* Set exercise: From the records, pick out and copy each line containing "учётом".

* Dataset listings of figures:
---
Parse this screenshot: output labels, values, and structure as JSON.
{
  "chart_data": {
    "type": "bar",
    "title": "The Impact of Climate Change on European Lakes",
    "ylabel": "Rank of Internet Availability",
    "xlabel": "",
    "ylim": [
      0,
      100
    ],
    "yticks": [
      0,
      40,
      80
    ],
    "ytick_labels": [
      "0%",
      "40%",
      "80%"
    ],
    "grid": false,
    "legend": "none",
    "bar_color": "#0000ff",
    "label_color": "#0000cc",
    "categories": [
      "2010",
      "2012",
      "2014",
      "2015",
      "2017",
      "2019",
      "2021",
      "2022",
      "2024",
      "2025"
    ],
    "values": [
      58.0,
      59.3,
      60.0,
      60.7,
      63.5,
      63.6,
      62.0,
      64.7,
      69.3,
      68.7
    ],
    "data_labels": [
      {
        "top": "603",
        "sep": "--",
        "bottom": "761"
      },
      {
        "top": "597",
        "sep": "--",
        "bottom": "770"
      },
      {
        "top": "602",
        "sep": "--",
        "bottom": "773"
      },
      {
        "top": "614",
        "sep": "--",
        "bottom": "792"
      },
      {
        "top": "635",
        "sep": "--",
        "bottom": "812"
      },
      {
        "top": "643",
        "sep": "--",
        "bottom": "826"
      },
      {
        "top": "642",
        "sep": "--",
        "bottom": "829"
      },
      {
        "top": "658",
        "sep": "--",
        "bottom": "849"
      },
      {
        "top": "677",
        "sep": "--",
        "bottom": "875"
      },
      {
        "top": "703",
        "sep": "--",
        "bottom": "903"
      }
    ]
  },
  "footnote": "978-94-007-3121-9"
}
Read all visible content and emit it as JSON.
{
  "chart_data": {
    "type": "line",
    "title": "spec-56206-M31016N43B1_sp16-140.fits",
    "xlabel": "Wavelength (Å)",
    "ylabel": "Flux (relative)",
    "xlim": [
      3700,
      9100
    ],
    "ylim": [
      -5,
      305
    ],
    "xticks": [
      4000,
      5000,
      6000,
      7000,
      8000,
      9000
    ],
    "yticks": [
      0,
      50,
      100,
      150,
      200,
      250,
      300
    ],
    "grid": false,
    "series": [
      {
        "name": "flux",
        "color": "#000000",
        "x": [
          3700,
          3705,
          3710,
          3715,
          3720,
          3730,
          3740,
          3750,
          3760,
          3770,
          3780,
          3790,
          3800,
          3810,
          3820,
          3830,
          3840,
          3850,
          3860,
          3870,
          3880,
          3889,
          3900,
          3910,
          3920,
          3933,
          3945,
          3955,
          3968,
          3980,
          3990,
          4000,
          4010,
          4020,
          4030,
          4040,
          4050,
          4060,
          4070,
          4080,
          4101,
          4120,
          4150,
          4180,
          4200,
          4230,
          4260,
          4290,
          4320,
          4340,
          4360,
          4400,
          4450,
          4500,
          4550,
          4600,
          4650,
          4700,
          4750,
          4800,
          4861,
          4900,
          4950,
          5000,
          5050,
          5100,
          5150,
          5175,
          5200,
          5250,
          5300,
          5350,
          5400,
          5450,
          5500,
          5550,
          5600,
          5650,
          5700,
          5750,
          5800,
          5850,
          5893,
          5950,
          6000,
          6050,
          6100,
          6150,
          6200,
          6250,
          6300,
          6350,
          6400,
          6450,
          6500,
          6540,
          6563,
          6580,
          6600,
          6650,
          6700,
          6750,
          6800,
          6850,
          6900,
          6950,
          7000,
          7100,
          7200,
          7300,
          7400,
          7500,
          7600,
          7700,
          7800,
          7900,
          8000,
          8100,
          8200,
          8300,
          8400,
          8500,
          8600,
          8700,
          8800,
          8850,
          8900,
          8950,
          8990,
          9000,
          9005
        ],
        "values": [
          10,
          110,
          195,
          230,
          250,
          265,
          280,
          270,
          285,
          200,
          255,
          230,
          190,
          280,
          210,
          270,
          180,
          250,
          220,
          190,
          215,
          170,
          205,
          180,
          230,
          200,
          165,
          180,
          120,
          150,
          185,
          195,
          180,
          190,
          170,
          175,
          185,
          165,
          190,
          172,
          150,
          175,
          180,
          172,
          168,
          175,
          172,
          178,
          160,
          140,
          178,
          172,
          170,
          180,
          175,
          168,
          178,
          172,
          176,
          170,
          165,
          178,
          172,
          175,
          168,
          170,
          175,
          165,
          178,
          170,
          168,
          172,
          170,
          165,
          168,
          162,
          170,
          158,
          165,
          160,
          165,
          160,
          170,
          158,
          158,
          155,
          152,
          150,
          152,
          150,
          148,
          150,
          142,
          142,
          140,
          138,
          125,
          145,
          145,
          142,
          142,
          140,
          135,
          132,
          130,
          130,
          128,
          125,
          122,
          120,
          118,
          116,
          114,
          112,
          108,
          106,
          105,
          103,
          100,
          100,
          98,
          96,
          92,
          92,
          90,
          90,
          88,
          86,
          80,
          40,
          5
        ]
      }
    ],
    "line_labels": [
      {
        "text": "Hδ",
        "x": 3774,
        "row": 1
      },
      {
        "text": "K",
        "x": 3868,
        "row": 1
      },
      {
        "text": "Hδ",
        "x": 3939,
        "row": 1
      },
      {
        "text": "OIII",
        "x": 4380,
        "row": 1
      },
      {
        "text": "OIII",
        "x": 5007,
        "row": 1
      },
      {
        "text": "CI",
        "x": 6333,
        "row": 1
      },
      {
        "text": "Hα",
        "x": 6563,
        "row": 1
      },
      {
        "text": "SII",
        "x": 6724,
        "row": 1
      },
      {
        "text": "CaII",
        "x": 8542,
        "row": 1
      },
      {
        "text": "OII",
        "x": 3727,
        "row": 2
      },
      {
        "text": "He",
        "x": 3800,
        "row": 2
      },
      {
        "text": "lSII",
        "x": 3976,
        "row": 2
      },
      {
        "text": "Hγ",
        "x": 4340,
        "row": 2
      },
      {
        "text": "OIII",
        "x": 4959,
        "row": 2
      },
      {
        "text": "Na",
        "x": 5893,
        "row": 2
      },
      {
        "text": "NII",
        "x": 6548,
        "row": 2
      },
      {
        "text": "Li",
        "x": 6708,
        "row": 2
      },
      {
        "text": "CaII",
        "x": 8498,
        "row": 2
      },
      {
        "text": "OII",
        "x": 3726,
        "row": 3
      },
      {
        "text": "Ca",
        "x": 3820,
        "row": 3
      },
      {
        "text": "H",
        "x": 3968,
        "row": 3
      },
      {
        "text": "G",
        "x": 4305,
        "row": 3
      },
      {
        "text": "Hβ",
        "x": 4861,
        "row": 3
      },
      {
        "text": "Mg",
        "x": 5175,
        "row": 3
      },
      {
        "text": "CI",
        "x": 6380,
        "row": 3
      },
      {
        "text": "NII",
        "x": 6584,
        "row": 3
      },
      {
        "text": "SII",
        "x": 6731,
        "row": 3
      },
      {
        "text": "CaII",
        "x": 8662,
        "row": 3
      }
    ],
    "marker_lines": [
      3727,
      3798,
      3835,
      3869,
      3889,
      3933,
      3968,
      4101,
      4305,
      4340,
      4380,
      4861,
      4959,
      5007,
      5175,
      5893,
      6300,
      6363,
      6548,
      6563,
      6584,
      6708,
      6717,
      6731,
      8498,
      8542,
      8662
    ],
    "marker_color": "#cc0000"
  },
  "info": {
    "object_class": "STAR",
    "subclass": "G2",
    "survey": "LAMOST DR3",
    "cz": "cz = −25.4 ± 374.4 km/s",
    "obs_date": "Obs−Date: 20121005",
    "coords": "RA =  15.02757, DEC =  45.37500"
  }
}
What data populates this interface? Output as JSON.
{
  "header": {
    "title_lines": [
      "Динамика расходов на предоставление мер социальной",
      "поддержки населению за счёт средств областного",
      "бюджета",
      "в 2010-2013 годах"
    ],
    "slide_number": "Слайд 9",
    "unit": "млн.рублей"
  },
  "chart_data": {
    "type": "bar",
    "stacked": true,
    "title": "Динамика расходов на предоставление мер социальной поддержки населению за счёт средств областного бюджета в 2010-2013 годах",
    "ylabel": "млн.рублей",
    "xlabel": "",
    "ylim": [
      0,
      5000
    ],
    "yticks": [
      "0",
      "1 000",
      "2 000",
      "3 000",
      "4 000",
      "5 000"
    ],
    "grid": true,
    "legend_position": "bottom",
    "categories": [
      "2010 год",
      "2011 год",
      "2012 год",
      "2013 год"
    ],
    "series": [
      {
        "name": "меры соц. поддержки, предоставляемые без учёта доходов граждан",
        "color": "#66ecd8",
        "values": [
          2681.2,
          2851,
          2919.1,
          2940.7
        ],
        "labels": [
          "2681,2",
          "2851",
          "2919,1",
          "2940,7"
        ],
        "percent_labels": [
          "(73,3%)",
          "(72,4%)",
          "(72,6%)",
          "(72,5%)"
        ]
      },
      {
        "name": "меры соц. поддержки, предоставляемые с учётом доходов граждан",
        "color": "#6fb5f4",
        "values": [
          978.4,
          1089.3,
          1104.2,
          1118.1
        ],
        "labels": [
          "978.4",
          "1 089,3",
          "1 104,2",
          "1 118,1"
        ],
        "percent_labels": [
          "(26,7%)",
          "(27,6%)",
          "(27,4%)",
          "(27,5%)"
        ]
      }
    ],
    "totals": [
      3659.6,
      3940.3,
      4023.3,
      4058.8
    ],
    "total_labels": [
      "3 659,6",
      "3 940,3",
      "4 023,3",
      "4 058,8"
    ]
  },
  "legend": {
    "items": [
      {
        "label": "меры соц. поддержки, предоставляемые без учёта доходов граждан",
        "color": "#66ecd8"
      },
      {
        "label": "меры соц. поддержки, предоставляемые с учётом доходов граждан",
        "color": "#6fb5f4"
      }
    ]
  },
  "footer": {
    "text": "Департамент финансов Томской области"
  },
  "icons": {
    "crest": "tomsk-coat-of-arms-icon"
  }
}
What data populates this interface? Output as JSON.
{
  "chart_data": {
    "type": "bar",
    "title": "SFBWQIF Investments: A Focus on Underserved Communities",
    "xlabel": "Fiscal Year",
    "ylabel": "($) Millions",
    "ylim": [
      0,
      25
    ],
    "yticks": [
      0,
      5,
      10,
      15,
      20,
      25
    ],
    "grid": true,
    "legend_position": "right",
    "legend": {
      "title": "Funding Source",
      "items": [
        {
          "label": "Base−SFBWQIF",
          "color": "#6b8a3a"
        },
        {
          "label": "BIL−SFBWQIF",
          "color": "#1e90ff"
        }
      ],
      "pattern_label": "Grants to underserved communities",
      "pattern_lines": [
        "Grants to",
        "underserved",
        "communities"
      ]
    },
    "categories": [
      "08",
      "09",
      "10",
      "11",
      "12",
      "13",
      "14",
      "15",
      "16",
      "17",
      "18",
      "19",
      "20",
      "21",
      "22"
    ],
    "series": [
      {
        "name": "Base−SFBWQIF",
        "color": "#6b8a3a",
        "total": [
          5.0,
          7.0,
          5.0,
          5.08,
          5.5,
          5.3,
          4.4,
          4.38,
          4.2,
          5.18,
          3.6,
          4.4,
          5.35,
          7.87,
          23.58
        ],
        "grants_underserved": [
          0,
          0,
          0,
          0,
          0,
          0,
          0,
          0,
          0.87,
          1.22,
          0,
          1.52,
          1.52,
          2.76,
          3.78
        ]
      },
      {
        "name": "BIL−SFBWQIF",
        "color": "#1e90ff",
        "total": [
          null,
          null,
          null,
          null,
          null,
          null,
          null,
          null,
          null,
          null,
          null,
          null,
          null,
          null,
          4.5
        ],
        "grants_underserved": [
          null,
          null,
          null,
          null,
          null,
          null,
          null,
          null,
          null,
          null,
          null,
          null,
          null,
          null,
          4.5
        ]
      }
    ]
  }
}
---
* Task response:
        "name": "меры соц. поддержки, предоставляемые с учётом доходов граждан",
        "label": "меры соц. поддержки, предоставляемые с учётом доходов граждан",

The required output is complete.